** BEGIN EXCERPT TO READ **

2.9 Performance against the validation data

Ten percent of the training data was withheld to form a validation data set. Columns “V” in Table 1 provide an evaluation of each predictor against the validation data for the three metrics discussed in Sect. 2.8. For most species the RFR predictors do a good job of prediction: R2 values are greater than 0.90 for 35 of the 51 species, NRMSEs are below 20 % for 21 species and NMBs are below 1 % for 29 species, respectively. Those species which do less well are typically those that are shorter lived, such as inorganic bromine species or some nitrogen species (NO3, N2O5). The performance of NO and NO2 after implementing the NOx family and ratio methodology is consistent with other key species.

Although we do not have a perfect methodology for predicting some species, we believe that it does provide a useful approach to predicting the concentration of the transported species after the chemical integrator. We now test this methodology when the RFR predictors are implemented back into GEOS-Chem.

3 Long-term simulation using the random forest model

To test the practical prediction skill of the RFR models, we run four simulations of GEOS-5 with GEOS-Chem for the same month (July) but a different year (2014) than was used to train the RFR model. This simulation differs from the training simulation not only in meteorology but also in emissions, with local differences in NOx, CO and VOC emissions of up to 20 %. As such, this experiment also evaluates the ability of the RFR model to capture the sensitivity of chemistry to changes in emissions.

The first simulation is a standard simulation where we use the standard GEOS-Chem integrator; the second is a simulation where we replace the chemical integrator with the RFR predictors described earlier (with the family treatment of NOx); the third uses the RFR predictors but directly predicts the NO and NO2 concentrations instead of NOx; the fourth has no tropospheric chemistry and the model just transports, emits and deposits species. In all simulations the stratospheric chemistry uses a linearized chemistry scheme (Murray et al.2012). This buffers the impact of the RFR emulator over the long-term since all simulations use the same relaxation scheme in the stratosphere. For the time frame of 1 month considered here, we consider this impact to be negligible in the lowest 25 model levels.

We evaluate the performance of the second, third and fourth model configuration against the first. We first focus on the statistical evaluation of the best RFR model configuration (second model configuration) for all species and then turn our attention to the specific performance of surface O3 and NO2, two critical air pollutants.

3.1 Statistics

Table 1 and summarizes the prediction skill of the random forest regression model (using the NOx family method) for all 51 species plus NOx. We sample the whole tropospheric domain at three time steps during the 2014 test simulation: after 1 simulation day (“D1”), after 5 simulation days (“D5”) and after 30 simulation days (“D30”). For each time slice, we calculate a number of metrics (Sect. 2.8) for the RFR model performance.

** END EXCERPT TO READ **

REQUIRED TASKS:
a - In the excerpt on random forest chemistry prediction, what share of the training data was held back to form the validation data set?
b - Carry on the excerpt on random forest chemistry prediction, picking up after its final sentence.

** BEGIN EXCERPTED RECORDS **

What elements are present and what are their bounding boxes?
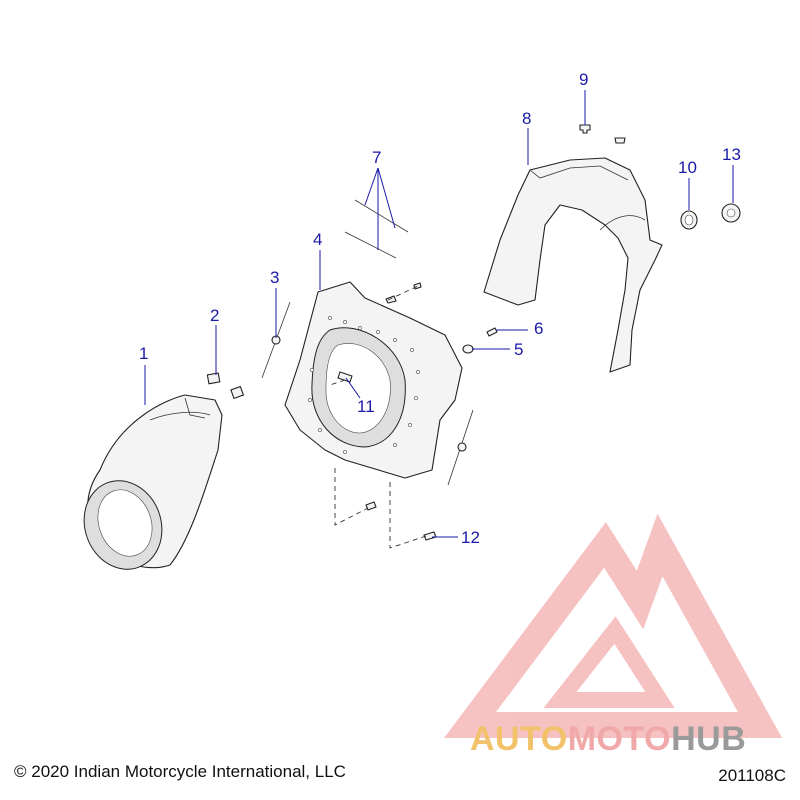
part-inner-clip [337, 371, 353, 383]
callout-13: 13 [722, 145, 741, 164]
callout-10: 10 [678, 158, 697, 177]
leader-lines [144, 90, 734, 538]
watermark-moto: MOTO [567, 720, 672, 758]
callout-11: 11 [357, 397, 375, 416]
callout-labels: 1 2 3 4 5 6 7 8 9 10 11 12 13 [139, 70, 741, 547]
part-inner-bracket [284, 281, 463, 479]
watermark-brand: AUTOMOTOHUB [470, 720, 746, 759]
callout-6: 6 [534, 319, 543, 338]
part-clips [206, 372, 244, 399]
part-headlight-nacelle [83, 394, 223, 570]
part-cable-tie-left [261, 301, 291, 379]
watermark-logo [444, 513, 783, 738]
hardware [365, 124, 741, 541]
callout-2: 2 [210, 306, 219, 325]
alignment-lines [329, 285, 427, 549]
callout-1: 1 [139, 344, 148, 363]
part-rods [344, 199, 409, 259]
watermark-hub: HUB [671, 720, 747, 758]
callout-9: 9 [579, 70, 588, 89]
callout-12: 12 [461, 528, 480, 547]
callout-5: 5 [514, 340, 523, 359]
part-outer-fairing [483, 157, 663, 373]
diagram-code: 201108C [718, 766, 786, 785]
callout-8: 8 [522, 109, 531, 128]
watermark-auto: AUTO [470, 720, 568, 758]
callout-3: 3 [270, 268, 279, 287]
copyright-text: © 2020 Indian Motorcycle International, … [14, 762, 346, 781]
callout-7: 7 [372, 148, 381, 167]
callout-4: 4 [313, 230, 322, 249]
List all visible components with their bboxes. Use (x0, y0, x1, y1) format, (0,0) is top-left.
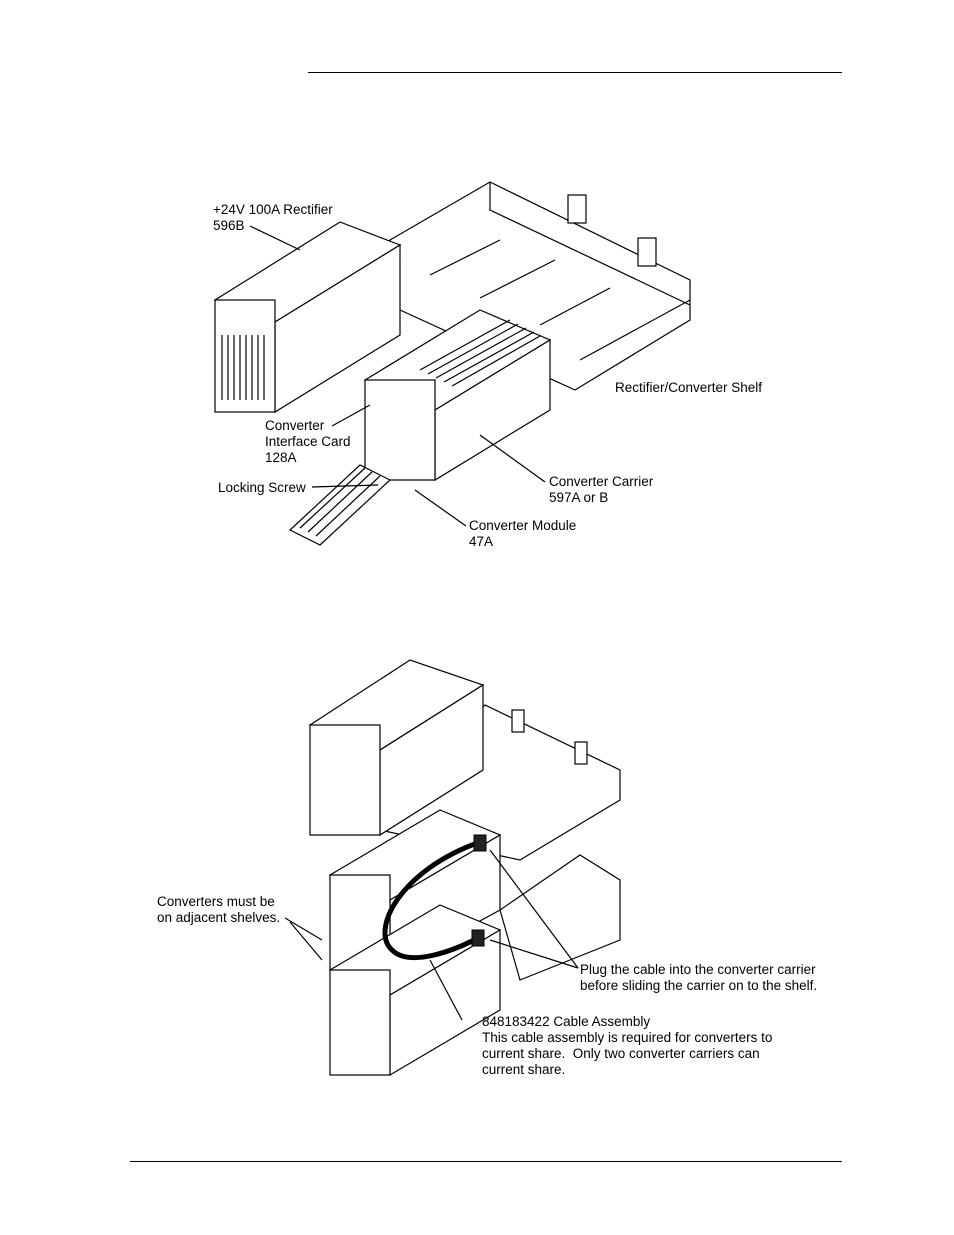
cable-label-line3: current share. Only two converter carrie… (482, 1046, 760, 1061)
shelf-assembly-drawing (213, 181, 691, 546)
shelf-label: Rectifier/Converter Shelf (615, 380, 763, 395)
cable-label-line1: 848183422 Cable Assembly (482, 1014, 651, 1029)
cable-label-line2: This cable assembly is required for conv… (482, 1030, 773, 1045)
cable-label-line4: current share. (482, 1062, 566, 1077)
interface-label-line1: Converter (265, 418, 325, 433)
module-label-line1: Converter Module (469, 518, 577, 533)
interface-label-line3: 128A (265, 450, 297, 465)
rectifier-label-line1: +24V 100A Rectifier (213, 202, 333, 217)
footer-rule (130, 1161, 842, 1162)
plug-label-line1: Plug the cable into the converter carrie… (580, 962, 816, 977)
cable-assembly (382, 839, 481, 961)
shelf-bracket (567, 194, 587, 224)
lower-shelf (499, 854, 621, 981)
carrier-heatsink (419, 319, 541, 387)
plug-label-line2: before sliding the carrier on to the she… (580, 978, 818, 993)
leader-carrier (479, 434, 546, 483)
module-label-line2: 47A (469, 534, 494, 549)
leader-locking-screw (311, 484, 379, 488)
leader-rectifier (249, 225, 301, 251)
header-rule (308, 72, 842, 73)
locking-screw-label: Locking Screw (218, 480, 306, 495)
carrier-label-line2: 597A or B (549, 490, 609, 505)
leader-cable (429, 959, 463, 1021)
rectifier-vents (221, 335, 265, 400)
carrier-front (364, 379, 436, 481)
stacked-shelves-drawing (284, 659, 621, 1077)
leader-plug-2 (489, 939, 579, 969)
figure-rectifier-converter-shelf: +24V 100A Rectifier 596B Rectifier/Conve… (0, 150, 954, 580)
leader-interface (331, 404, 371, 427)
shelf-bracket-2 (637, 237, 657, 267)
interface-label-line2: Interface Card (265, 434, 351, 449)
adjacent-label-line2: on adjacent shelves. (157, 910, 281, 925)
lower-carrier-front (329, 969, 391, 1076)
leader-plug-1 (489, 849, 579, 969)
rectifier-label-line2: 596B (213, 218, 245, 233)
carrier-label-line1: Converter Carrier (549, 474, 654, 489)
leader-adjacent-2 (289, 921, 323, 961)
figure-adjacent-shelves: Converters must be on adjacent shelves. … (0, 650, 954, 1110)
upper-rectifier-front (309, 724, 381, 836)
rectifier-front (214, 299, 276, 413)
adjacent-label-line1: Converters must be (157, 894, 275, 909)
leader-module (414, 489, 467, 527)
converter-module-drawer (288, 464, 392, 546)
leader-adjacent-1 (284, 917, 323, 941)
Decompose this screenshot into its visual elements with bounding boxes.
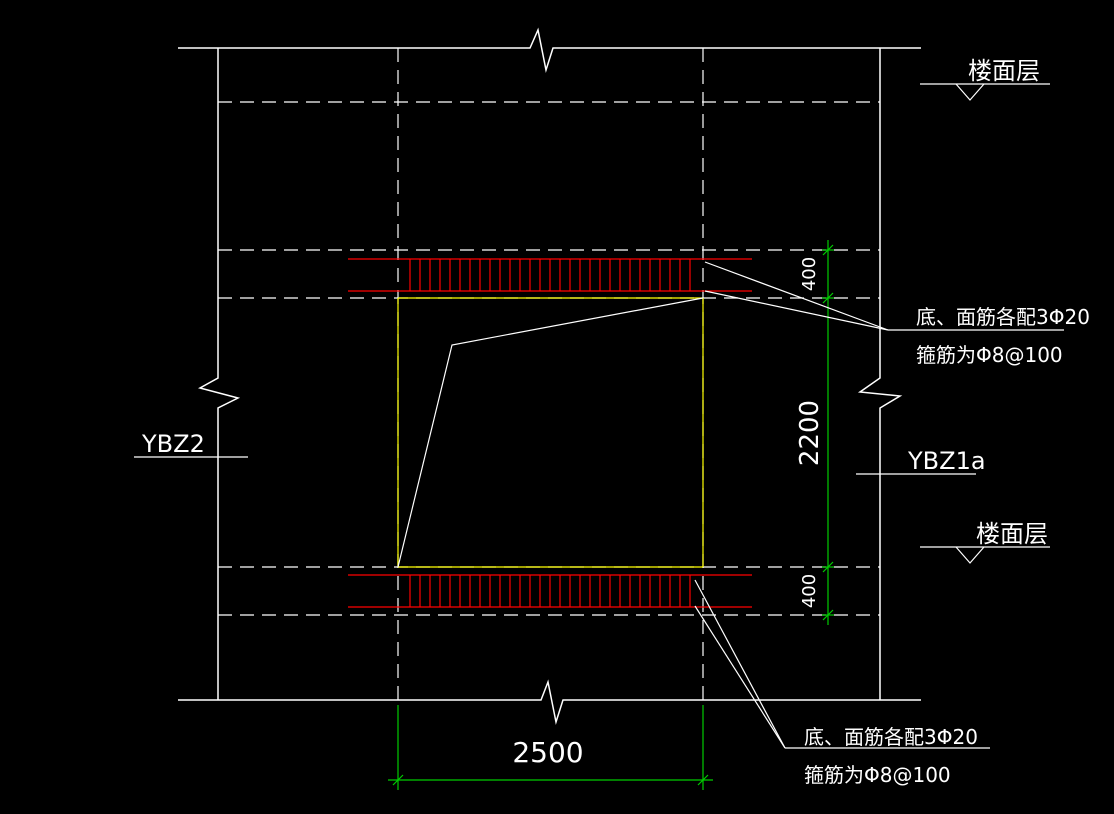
top-break-line — [178, 27, 921, 73]
leader-lines — [134, 261, 1064, 749]
top-beam-rebar — [348, 258, 752, 292]
opening-outline — [397, 297, 704, 568]
wall-label-right: YBZ1a — [907, 447, 986, 475]
floor-level-label-top: 楼面层 — [968, 57, 1040, 85]
dim-slash-3 — [822, 561, 834, 573]
dim-slash-right — [697, 774, 709, 786]
floor-level-marker-top — [920, 83, 1050, 101]
top-beam-stirrups — [409, 259, 691, 291]
dim-slash-left — [392, 774, 404, 786]
dashed-grid — [218, 48, 880, 700]
dimension-beam-top-label: 400 — [799, 257, 820, 291]
top-note-line2: 箍筋为Φ8@100 — [916, 343, 1063, 367]
bottom-beam-rebar — [348, 574, 752, 608]
dim-slash-4 — [822, 609, 834, 621]
dimension-lines — [388, 240, 834, 790]
dimension-beam-bottom-label: 400 — [799, 574, 820, 608]
top-leader-1 — [704, 261, 889, 331]
bottom-break-line — [178, 679, 921, 725]
right-wall-edge — [857, 48, 903, 700]
wall-outline — [178, 27, 921, 725]
floor-level-label-bottom: 楼面层 — [976, 520, 1048, 548]
bottom-beam-stirrups — [409, 575, 691, 607]
dim-slash-2 — [822, 292, 834, 304]
opening-marker-line — [397, 297, 704, 568]
top-leader-2 — [704, 290, 889, 331]
dimension-height-label: 2200 — [795, 400, 825, 466]
wall-label-left: YBZ2 — [141, 430, 205, 458]
bottom-leader-1 — [694, 579, 786, 749]
dim-slash-1 — [822, 244, 834, 256]
bottom-leader-2 — [694, 605, 786, 749]
bottom-note-line1: 底、面筋各配3Φ20 — [804, 725, 978, 749]
left-wall-edge — [198, 48, 241, 700]
bottom-note-line2: 箍筋为Φ8@100 — [804, 763, 951, 787]
top-note-line1: 底、面筋各配3Φ20 — [916, 305, 1090, 329]
dimension-width-label: 2500 — [512, 736, 583, 769]
floor-level-marker-bottom — [920, 546, 1050, 564]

** END EXCERPTED RECORDS **

RESPONSES PER TASK:
a - Ten percent.

b -
The model with the RFR predictors shows good skill (R2>0.8, root mean square error (RMSE) <50 %, NMB <30 %) for key long-lived species such as O3, CO, NOx, SO2 and SO42- and for most VOCs, even after 30 days of integration. The NRMSEs can build up to relatively large numbers over the period of the simulation, with O3 getting up to 67 % after 30 days, but the mean bias remains relatively low at 13 %. For the stability of the simulation, it is more important to have an overall unbiased estimation, as this prevents systematic buildups or drawdowns in concentrations that can eventually render the model unstable. For 36 of the 52 species (including NOx), the NMB remains below 30 % at all times. The model has more difficulties with shorter-lived species such as inorganic bromine species (e.g. atomic bromine, bromine nitrate) and nitrogen species such as NO3 and N2O5. These species show poor performance with R2 values below 0.1 even after the first day.

The hourly evolution of the metrics for O3 over a 30-day simulation is shown in Fig. 6. We show here the performance of the model with the family treatment of NOx (solid line), with separate NO and NO2 (dashed line), and with no chemistry at all (dotted line). For all metrics, the random forest simulation predicting family treatment of NOx performs better than a simulation predicting NO and NO2 independently and a simulation with no chemistry. We use the latter as a minimum threshold to compare the RFR methodology. The metrics of the RFR model decrease over the course of the first 15 simulation days (1440 integration steps) but stabilize with an R2 of 0.8, an NRMSE of 65 % and an NMB of less than 15 %. The simulation with the chemistry switched off degrades rapidly, highlighting the comparative skill of the RFR model to predict ozone over the entire 30-day period. The simulation with NO and NO2 predicted independently of each other closely follows the NOx family simulation during the first 2–3 days but quickly deteriorates afterwards, as the compounding effect of NO and NO2 prediction errors leads to an accelerated degradation of model performance.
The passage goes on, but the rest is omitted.